* Begin Supplied entries *

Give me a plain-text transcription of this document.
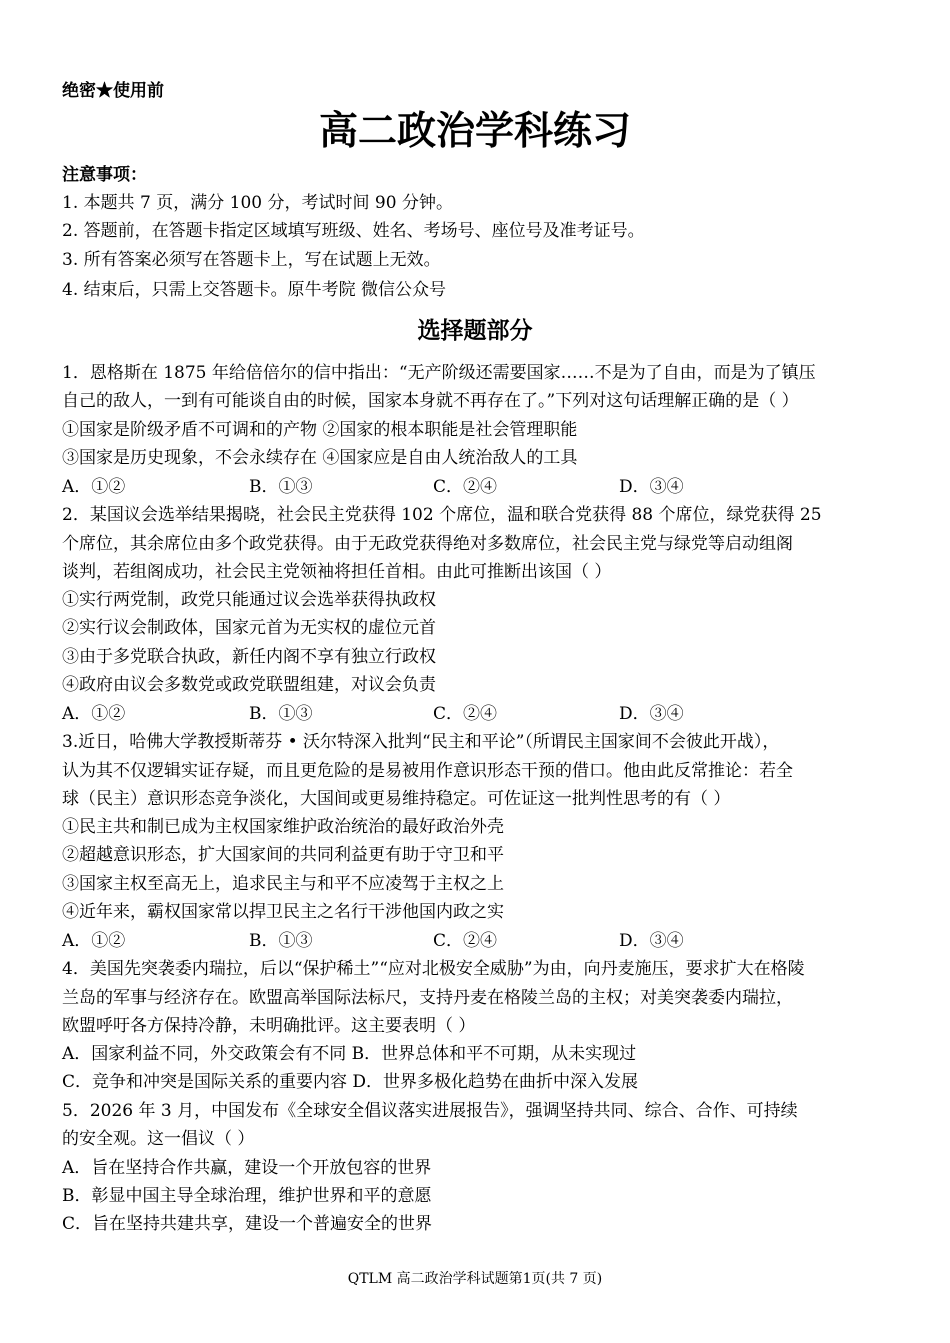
绝密★使用前
高二政治学科练习
注意事项：
1. 本题共 7 页，满分 100 分，考试时间 90 分钟。
2. 答题前，在答题卡指定区域填写班级、姓名、考场号、座位号及准考证号。
3. 所有答案必须写在答题卡上，写在试题上无效。
4. 结束后，只需上交答题卡。原牛考院 微信公众号
选择题部分
1．恩格斯在 1875 年给倍倍尔的信中指出：“无产阶级还需要国家……不是为了自由，而是为了镇压
自己的敌人，一到有可能谈自由的时候，国家本身就不再存在了。”下列对这句话理解正确的是（ ）
①国家是阶级矛盾不可调和的产物 ②国家的根本职能是社会管理职能
③国家是历史现象，不会永续存在 ④国家应是自由人统治敌人的工具
A．①②	B．①③	C．②④	D．③④
2．某国议会选举结果揭晓，社会民主党获得 102 个席位，温和联合党获得 88 个席位，绿党获得 25
个席位，其余席位由多个政党获得。由于无政党获得绝对多数席位，社会民主党与绿党等启动组阁
谈判，若组阁成功，社会民主党领袖将担任首相。由此可推断出该国（ ）
①实行两党制，政党只能通过议会选举获得执政权
②实行议会制政体，国家元首为无实权的虚位元首
③由于多党联合执政，新任内阁不享有独立行政权
④政府由议会多数党或政党联盟组建，对议会负责
A．①②	B．①③	C．②④	D．③④
3.近日，哈佛大学教授斯蒂芬 • 沃尔特深入批判“民主和平论”（所谓民主国家间不会彼此开战），
认为其不仅逻辑实证存疑，而且更危险的是易被用作意识形态干预的借口。他由此反常推论：若全
球（民主）意识形态竞争淡化，大国间或更易维持稳定。可佐证这一批判性思考的有（ ）
①民主共和制已成为主权国家维护政治统治的最好政治外壳
②超越意识形态，扩大国家间的共同利益更有助于守卫和平
③国家主权至高无上，追求民主与和平不应凌驾于主权之上
④近年来，霸权国家常以捍卫民主之名行干涉他国内政之实
A．①②	B．①③	C．②④	D．③④
4．美国先突袭委内瑞拉，后以“保护稀土”“应对北极安全威胁”为由，向丹麦施压，要求扩大在格陵
兰岛的军事与经济存在。欧盟高举国际法标尺，支持丹麦在格陵兰岛的主权；对美突袭委内瑞拉，
欧盟呼吁各方保持冷静，未明确批评。这主要表明（ ）
A．国家利益不同，外交政策会有不同 B．世界总体和平不可期，从未实现过
C．竞争和冲突是国际关系的重要内容 D．世界多极化趋势在曲折中深入发展
5．2026 年 3 月，中国发布《全球安全倡议落实进展报告》，强调坚持共同、综合、合作、可持续
的安全观。这一倡议（ ）
A．旨在坚持合作共赢，建设一个开放包容的世界
B．彰显中国主导全球治理，维护世界和平的意愿
C．旨在坚持共建共享，建设一个普遍安全的世界
QTLM 高二政治学科试题第1页(共 7 页)
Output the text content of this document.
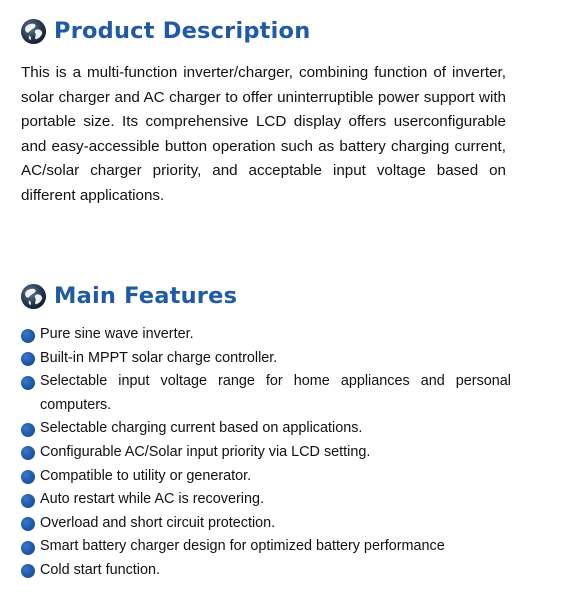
Product Description

This is a multi-function inverter/charger, combining function of inverter, solar charger and AC charger to offer uninterruptible power support with portable size. Its comprehensive LCD display offers userconfigurable and easy-accessible button operation such as battery charging current, AC/solar charger priority, and acceptable input voltage based on different applications.

Main Features
Pure sine wave inverter.
Built-in MPPT solar charge controller.
Selectable input voltage range for home appliances and personal computers.
Selectable charging current based on applications.
Configurable AC/Solar input priority via LCD setting.
Compatible to utility or generator.
Auto restart while AC is recovering.
Overload and short circuit protection.
Smart battery charger design for optimized battery performance
Cold start function.
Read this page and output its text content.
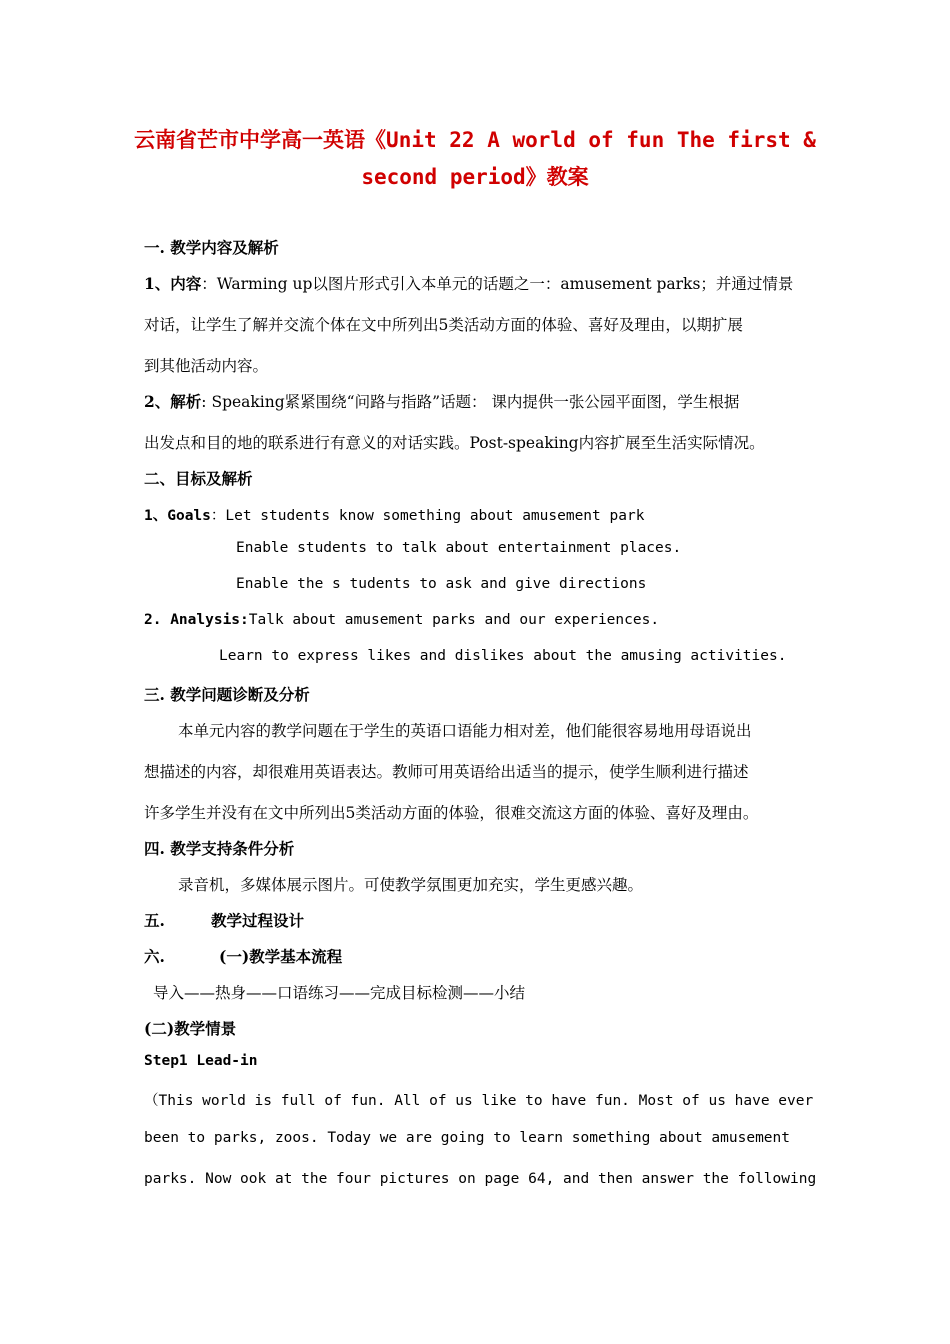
云南省芒市中学高一英语《Unit 22 A world of fun The first &
second period》教案
一. 教学内容及解析
1、内容：Warming up以图片形式引入本单元的话题之一：amusement parks；并通过情景
对话，让学生了解并交流个体在文中所列出5类活动方面的体验、喜好及理由，以期扩展
到其他活动内容。
2、解析: Speaking紧紧围绕“问路与指路”话题： 课内提供一张公园平面图，学生根据
出发点和目的地的联系进行有意义的对话实践。Post-speaking内容扩展至生活实际情况。
二、目标及解析
1、Goals：Let students know something about amusement park
Enable students to talk about entertainment places.
Enable the s tudents to ask and give directions
2. Analysis:Talk about amusement parks and our experiences.
Learn to express likes and dislikes about the amusing activities.
三. 教学问题诊断及分析
本单元内容的教学问题在于学生的英语口语能力相对差，他们能很容易地用母语说出
想描述的内容，却很难用英语表达。教师可用英语给出适当的提示，使学生顺利进行描述
许多学生并没有在文中所列出5类活动方面的体验，很难交流这方面的体验、喜好及理由。
四. 教学支持条件分析
录音机，多媒体展示图片。可使教学氛围更加充实，学生更感兴趣。
五.	教学过程设计
六.	(一)教学基本流程
导入——热身——口语练习——完成目标检测——小结
(二)教学情景
Step1 Lead-in
（This world is full of fun. All of us like to have fun. Most of us have ever
been to parks, zoos. Today we are going to learn something about amusement
parks. Now ook at the four pictures on page 64, and then answer the following
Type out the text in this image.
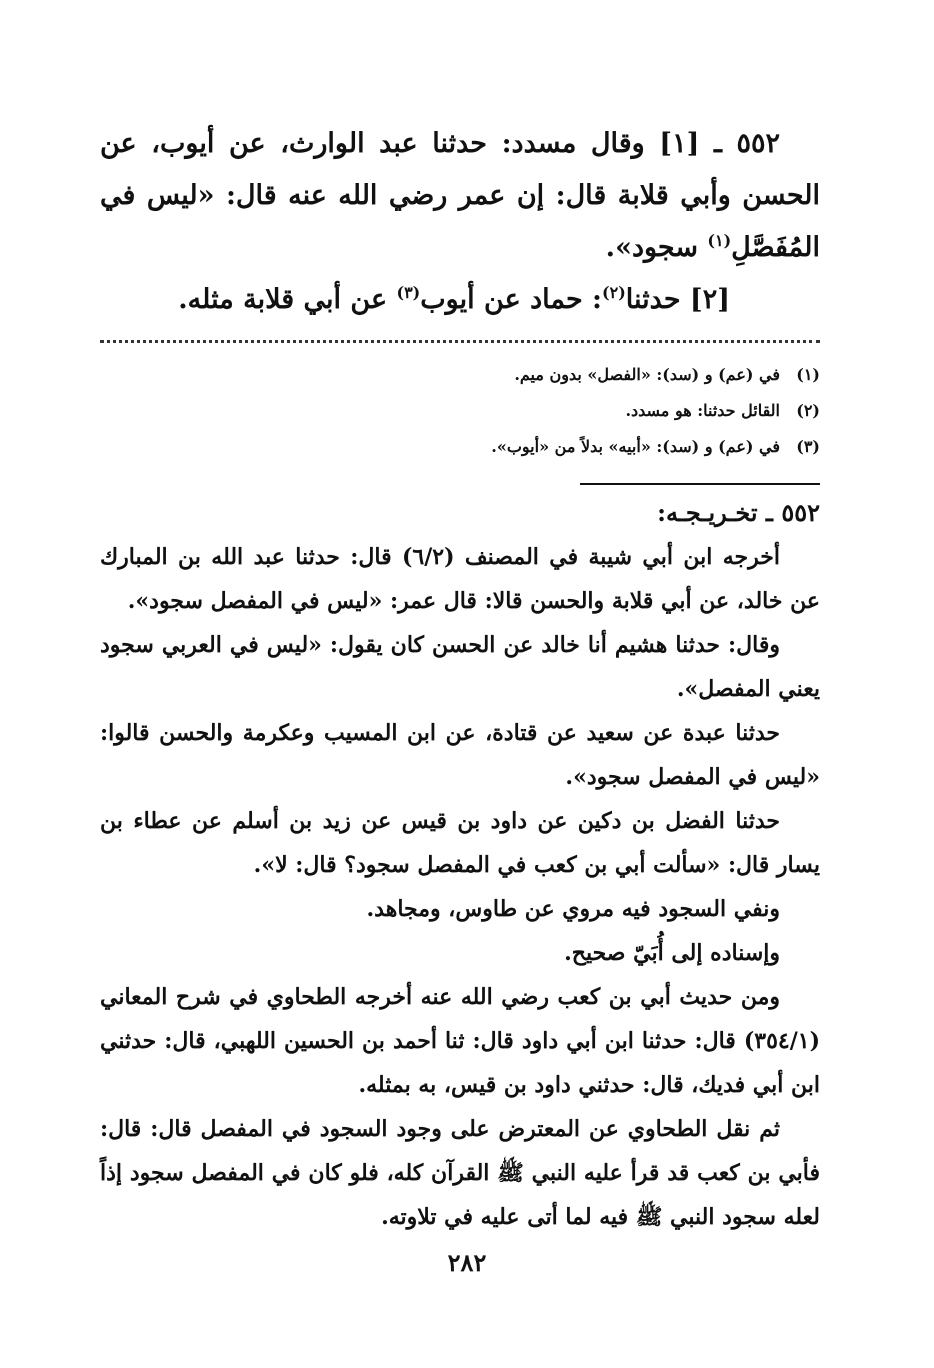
٥٥٢ ـ [١] وقال مسدد: حدثنا عبد الوارث، عن أيوب، عن الحسن وأبي قلابة قال: إن عمر رضي الله عنه قال: «ليس في المُفَصَّلِ$^{(١)}$ سجود».

[٢] حدثنا$^{(٢)}$: حماد عن أيوب$^{(٣)}$ عن أبي قلابة مثله.

(١)في (عم) و (سد): «الفصل» بدون ميم.

(٢)القائل حدثنا: هو مسدد.

(٣)في (عم) و (سد): «أبيه» بدلاً من «أيوب».

٥٥٢ ـ تخـريـجـه:

أخرجه ابن أبي شيبة في المصنف (٦/٢) قال: حدثنا عبد الله بن المبارك عن خالد، عن أبي قلابة والحسن قالا: قال عمر: «ليس في المفصل سجود».

وقال: حدثنا هشيم أنا خالد عن الحسن كان يقول: «ليس في العربي سجود يعني المفصل».

حدثنا عبدة عن سعيد عن قتادة، عن ابن المسيب وعكرمة والحسن قالوا: «ليس في المفصل سجود».

حدثنا الفضل بن دكين عن داود بن قيس عن زيد بن أسلم عن عطاء بن يسار قال: «سألت أبي بن كعب في المفصل سجود؟ قال: لا».

ونفي السجود فيه مروي عن طاوس، ومجاهد.

وإسناده إلى أُبَيّ صحيح.

ومن حديث أبي بن كعب رضي الله عنه أخرجه الطحاوي في شرح المعاني (٣٥٤/١) قال: حدثنا ابن أبي داود قال: ثنا أحمد بن الحسين اللهبي، قال: حدثني ابن أبي فديك، قال: حدثني داود بن قيس، به بمثله.

ثم نقل الطحاوي عن المعترض على وجود السجود في المفصل قال: قال: فأبي بن كعب قد قرأ عليه النبي ﷺ القرآن كله، فلو كان في المفصل سجود إذاً لعله سجود النبي ﷺ فيه لما أتى عليه في تلاوته.

٢٨٢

* End Supplied entries *

• Exercise directions: Quote the entries above word for word. Leave the images out.

• Correct result:
Give me a plain-text transcription of this document.
绝密★使用前
高二政治学科练习
注意事项：
1. 本题共 7 页，满分 100 分，考试时间 90 分钟。
2. 答题前，在答题卡指定区域填写班级、姓名、考场号、座位号及准考证号。
3. 所有答案必须写在答题卡上，写在试题上无效。
4. 结束后，只需上交答题卡。原牛考院 微信公众号
选择题部分
1．恩格斯在 1875 年给倍倍尔的信中指出：“无产阶级还需要国家……不是为了自由，而是为了镇压
自己的敌人，一到有可能谈自由的时候，国家本身就不再存在了。”下列对这句话理解正确的是（ ）
①国家是阶级矛盾不可调和的产物 ②国家的根本职能是社会管理职能
③国家是历史现象，不会永续存在 ④国家应是自由人统治敌人的工具
A．①②	B．①③	C．②④	D．③④
2．某国议会选举结果揭晓，社会民主党获得 102 个席位，温和联合党获得 88 个席位，绿党获得 25
个席位，其余席位由多个政党获得。由于无政党获得绝对多数席位，社会民主党与绿党等启动组阁
谈判，若组阁成功，社会民主党领袖将担任首相。由此可推断出该国（ ）
①实行两党制，政党只能通过议会选举获得执政权
②实行议会制政体，国家元首为无实权的虚位元首
③由于多党联合执政，新任内阁不享有独立行政权
④政府由议会多数党或政党联盟组建，对议会负责
A．①②	B．①③	C．②④	D．③④
3.近日，哈佛大学教授斯蒂芬 • 沃尔特深入批判“民主和平论”（所谓民主国家间不会彼此开战），
认为其不仅逻辑实证存疑，而且更危险的是易被用作意识形态干预的借口。他由此反常推论：若全
球（民主）意识形态竞争淡化，大国间或更易维持稳定。可佐证这一批判性思考的有（ ）
①民主共和制已成为主权国家维护政治统治的最好政治外壳
②超越意识形态，扩大国家间的共同利益更有助于守卫和平
③国家主权至高无上，追求民主与和平不应凌驾于主权之上
④近年来，霸权国家常以捍卫民主之名行干涉他国内政之实
A．①②	B．①③	C．②④	D．③④
4．美国先突袭委内瑞拉，后以“保护稀土”“应对北极安全威胁”为由，向丹麦施压，要求扩大在格陵
兰岛的军事与经济存在。欧盟高举国际法标尺，支持丹麦在格陵兰岛的主权；对美突袭委内瑞拉，
欧盟呼吁各方保持冷静，未明确批评。这主要表明（ ）
A．国家利益不同，外交政策会有不同 B．世界总体和平不可期，从未实现过
C．竞争和冲突是国际关系的重要内容 D．世界多极化趋势在曲折中深入发展
5．2026 年 3 月，中国发布《全球安全倡议落实进展报告》，强调坚持共同、综合、合作、可持续
的安全观。这一倡议（ ）
A．旨在坚持合作共赢，建设一个开放包容的世界
B．彰显中国主导全球治理，维护世界和平的意愿
C．旨在坚持共建共享，建设一个普遍安全的世界
QTLM 高二政治学科试题第1页(共 7 页)
Output the text content of this document.
Product Description

This is a multi-function inverter/charger, combining function of inverter, solar charger and AC charger to offer uninterruptible power support with portable size. Its comprehensive LCD display offers userconfigurable and easy-accessible button operation such as battery charging current, AC/solar charger priority, and acceptable input voltage based on different applications.

Main Features
Pure sine wave inverter.
Built-in MPPT solar charge controller.
Selectable input voltage range for home appliances and personal computers.
Selectable charging current based on applications.
Configurable AC/Solar input priority via LCD setting.
Compatible to utility or generator.
Auto restart while AC is recovering.
Overload and short circuit protection.
Smart battery charger design for optimized battery performance
Cold start function.
Read this page and output its text content.
云南省芒市中学高一英语《Unit 22 A world of fun The first &
second period》教案
一. 教学内容及解析
1、内容：Warming up以图片形式引入本单元的话题之一：amusement parks；并通过情景
对话，让学生了解并交流个体在文中所列出5类活动方面的体验、喜好及理由，以期扩展
到其他活动内容。
2、解析: Speaking紧紧围绕“问路与指路”话题： 课内提供一张公园平面图，学生根据
出发点和目的地的联系进行有意义的对话实践。Post-speaking内容扩展至生活实际情况。
二、目标及解析
1、Goals：Let students know something about amusement park
Enable students to talk about entertainment places.
Enable the s tudents to ask and give directions
2. Analysis:Talk about amusement parks and our experiences.
Learn to express likes and dislikes about the amusing activities.
三. 教学问题诊断及分析
本单元内容的教学问题在于学生的英语口语能力相对差，他们能很容易地用母语说出
想描述的内容，却很难用英语表达。教师可用英语给出适当的提示，使学生顺利进行描述
许多学生并没有在文中所列出5类活动方面的体验，很难交流这方面的体验、喜好及理由。
四. 教学支持条件分析
录音机，多媒体展示图片。可使教学氛围更加充实，学生更感兴趣。
五.	教学过程设计
六.	(一)教学基本流程
导入——热身——口语练习——完成目标检测——小结
(二)教学情景
Step1 Lead-in
（This world is full of fun. All of us like to have fun. Most of us have ever
been to parks, zoos. Today we are going to learn something about amusement
parks. Now ook at the four pictures on page 64, and then answer the following
Type out the text in this image.
٥٥٢ ـ [١] وقال مسدد: حدثنا عبد الوارث، عن أيوب، عن الحسن وأبي قلابة قال: إن عمر رضي الله عنه قال: «ليس في المُفَصَّلِ$^{(١)}$ سجود».

[٢] حدثنا$^{(٢)}$: حماد عن أيوب$^{(٣)}$ عن أبي قلابة مثله.

(١)في (عم) و (سد): «الفصل» بدون ميم.

(٢)القائل حدثنا: هو مسدد.

(٣)في (عم) و (سد): «أبيه» بدلاً من «أيوب».

٥٥٢ ـ تخـريـجـه:

أخرجه ابن أبي شيبة في المصنف (٦/٢) قال: حدثنا عبد الله بن المبارك عن خالد، عن أبي قلابة والحسن قالا: قال عمر: «ليس في المفصل سجود».

وقال: حدثنا هشيم أنا خالد عن الحسن كان يقول: «ليس في العربي سجود يعني المفصل».

حدثنا عبدة عن سعيد عن قتادة، عن ابن المسيب وعكرمة والحسن قالوا: «ليس في المفصل سجود».

حدثنا الفضل بن دكين عن داود بن قيس عن زيد بن أسلم عن عطاء بن يسار قال: «سألت أبي بن كعب في المفصل سجود؟ قال: لا».

ونفي السجود فيه مروي عن طاوس، ومجاهد.

وإسناده إلى أُبَيّ صحيح.

ومن حديث أبي بن كعب رضي الله عنه أخرجه الطحاوي في شرح المعاني (٣٥٤/١) قال: حدثنا ابن أبي داود قال: ثنا أحمد بن الحسين اللهبي، قال: حدثني ابن أبي فديك، قال: حدثني داود بن قيس، به بمثله.

ثم نقل الطحاوي عن المعترض على وجود السجود في المفصل قال: قال: فأبي بن كعب قد قرأ عليه النبي ﷺ القرآن كله، فلو كان في المفصل سجود إذاً لعله سجود النبي ﷺ فيه لما أتى عليه في تلاوته.

٢٨٢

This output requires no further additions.